Your goal: Print each line exactly as it is given.

Data records:
>>>
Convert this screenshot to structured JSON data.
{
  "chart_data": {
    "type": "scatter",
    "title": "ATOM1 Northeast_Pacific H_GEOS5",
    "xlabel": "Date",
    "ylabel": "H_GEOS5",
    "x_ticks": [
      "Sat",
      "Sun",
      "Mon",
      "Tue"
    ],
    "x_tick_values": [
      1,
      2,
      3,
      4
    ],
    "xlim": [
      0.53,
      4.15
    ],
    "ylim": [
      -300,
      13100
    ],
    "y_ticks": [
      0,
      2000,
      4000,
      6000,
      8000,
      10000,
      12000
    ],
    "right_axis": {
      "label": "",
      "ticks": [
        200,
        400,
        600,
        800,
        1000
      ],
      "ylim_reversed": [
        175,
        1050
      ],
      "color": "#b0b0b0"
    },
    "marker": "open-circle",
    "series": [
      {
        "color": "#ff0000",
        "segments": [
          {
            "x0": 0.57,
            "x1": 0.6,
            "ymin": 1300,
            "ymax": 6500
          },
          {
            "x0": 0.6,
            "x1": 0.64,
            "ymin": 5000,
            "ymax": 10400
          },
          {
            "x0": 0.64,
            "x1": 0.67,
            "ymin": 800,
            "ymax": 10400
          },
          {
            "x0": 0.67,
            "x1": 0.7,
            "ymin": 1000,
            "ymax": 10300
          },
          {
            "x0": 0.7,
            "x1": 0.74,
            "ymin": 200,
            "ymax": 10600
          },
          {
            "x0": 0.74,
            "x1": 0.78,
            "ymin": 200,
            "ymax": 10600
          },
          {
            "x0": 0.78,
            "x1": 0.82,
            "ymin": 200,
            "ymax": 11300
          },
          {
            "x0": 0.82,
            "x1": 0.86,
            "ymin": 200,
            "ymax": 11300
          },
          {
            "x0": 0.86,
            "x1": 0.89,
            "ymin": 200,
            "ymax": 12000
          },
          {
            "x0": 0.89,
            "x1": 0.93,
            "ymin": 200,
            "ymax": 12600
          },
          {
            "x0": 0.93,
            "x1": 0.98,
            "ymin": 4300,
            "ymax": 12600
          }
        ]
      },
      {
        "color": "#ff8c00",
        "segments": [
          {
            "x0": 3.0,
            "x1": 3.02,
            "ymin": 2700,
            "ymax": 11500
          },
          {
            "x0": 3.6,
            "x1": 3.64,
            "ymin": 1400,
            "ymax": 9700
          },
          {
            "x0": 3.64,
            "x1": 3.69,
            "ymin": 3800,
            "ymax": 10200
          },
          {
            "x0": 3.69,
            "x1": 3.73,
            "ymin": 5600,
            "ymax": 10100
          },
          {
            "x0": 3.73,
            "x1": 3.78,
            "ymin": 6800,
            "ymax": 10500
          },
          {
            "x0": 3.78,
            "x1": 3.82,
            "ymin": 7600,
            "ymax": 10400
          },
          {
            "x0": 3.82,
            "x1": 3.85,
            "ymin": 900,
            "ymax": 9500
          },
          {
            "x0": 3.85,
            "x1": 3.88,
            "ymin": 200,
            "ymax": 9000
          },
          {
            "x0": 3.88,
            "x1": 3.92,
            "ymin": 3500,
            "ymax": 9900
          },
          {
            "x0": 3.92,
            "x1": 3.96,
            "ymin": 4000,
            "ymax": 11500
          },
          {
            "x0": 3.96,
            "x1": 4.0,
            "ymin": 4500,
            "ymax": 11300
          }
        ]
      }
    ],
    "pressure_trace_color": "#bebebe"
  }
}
<<<
Exercise solution:
Convert this screenshot to structured JSON data.
{
  "chart_data": {
    "type": "scatter",
    "title": "ATOM1 Northeast_Pacific H_GEOS5",
    "xlabel": "Date",
    "ylabel": "H_GEOS5",
    "x_ticks": [
      "Sat",
      "Sun",
      "Mon",
      "Tue"
    ],
    "x_tick_values": [
      1,
      2,
      3,
      4
    ],
    "xlim": [
      0.53,
      4.15
    ],
    "ylim": [
      -300,
      13100
    ],
    "y_ticks": [
      0,
      2000,
      4000,
      6000,
      8000,
      10000,
      12000
    ],
    "right_axis": {
      "label": "",
      "ticks": [
        200,
        400,
        600,
        800,
        1000
      ],
      "ylim_reversed": [
        175,
        1050
      ],
      "color": "#b0b0b0"
    },
    "marker": "open-circle",
    "series": [
      {
        "color": "#ff0000",
        "segments": [
          {
            "x0": 0.57,
            "x1": 0.6,
            "ymin": 1300,
            "ymax": 6500
          },
          {
            "x0": 0.6,
            "x1": 0.64,
            "ymin": 5000,
            "ymax": 10400
          },
          {
            "x0": 0.64,
            "x1": 0.67,
            "ymin": 800,
            "ymax": 10400
          },
          {
            "x0": 0.67,
            "x1": 0.7,
            "ymin": 1000,
            "ymax": 10300
          },
          {
            "x0": 0.7,
            "x1": 0.74,
            "ymin": 200,
            "ymax": 10600
          },
          {
            "x0": 0.74,
            "x1": 0.78,
            "ymin": 200,
            "ymax": 10600
          },
          {
            "x0": 0.78,
            "x1": 0.82,
            "ymin": 200,
            "ymax": 11300
          },
          {
            "x0": 0.82,
            "x1": 0.86,
            "ymin": 200,
            "ymax": 11300
          },
          {
            "x0": 0.86,
            "x1": 0.89,
            "ymin": 200,
            "ymax": 12000
          },
          {
            "x0": 0.89,
            "x1": 0.93,
            "ymin": 200,
            "ymax": 12600
          },
          {
            "x0": 0.93,
            "x1": 0.98,
            "ymin": 4300,
            "ymax": 12600
          }
        ]
      },
      {
        "color": "#ff8c00",
        "segments": [
          {
            "x0": 3.0,
            "x1": 3.02,
            "ymin": 2700,
            "ymax": 11500
          },
          {
            "x0": 3.6,
            "x1": 3.64,
            "ymin": 1400,
            "ymax": 9700
          },
          {
            "x0": 3.64,
            "x1": 3.69,
            "ymin": 3800,
            "ymax": 10200
          },
          {
            "x0": 3.69,
            "x1": 3.73,
            "ymin": 5600,
            "ymax": 10100
          },
          {
            "x0": 3.73,
            "x1": 3.78,
            "ymin": 6800,
            "ymax": 10500
          },
          {
            "x0": 3.78,
            "x1": 3.82,
            "ymin": 7600,
            "ymax": 10400
          },
          {
            "x0": 3.82,
            "x1": 3.85,
            "ymin": 900,
            "ymax": 9500
          },
          {
            "x0": 3.85,
            "x1": 3.88,
            "ymin": 200,
            "ymax": 9000
          },
          {
            "x0": 3.88,
            "x1": 3.92,
            "ymin": 3500,
            "ymax": 9900
          },
          {
            "x0": 3.92,
            "x1": 3.96,
            "ymin": 4000,
            "ymax": 11500
          },
          {
            "x0": 3.96,
            "x1": 4.0,
            "ymin": 4500,
            "ymax": 11300
          }
        ]
      }
    ],
    "pressure_trace_color": "#bebebe"
  }
}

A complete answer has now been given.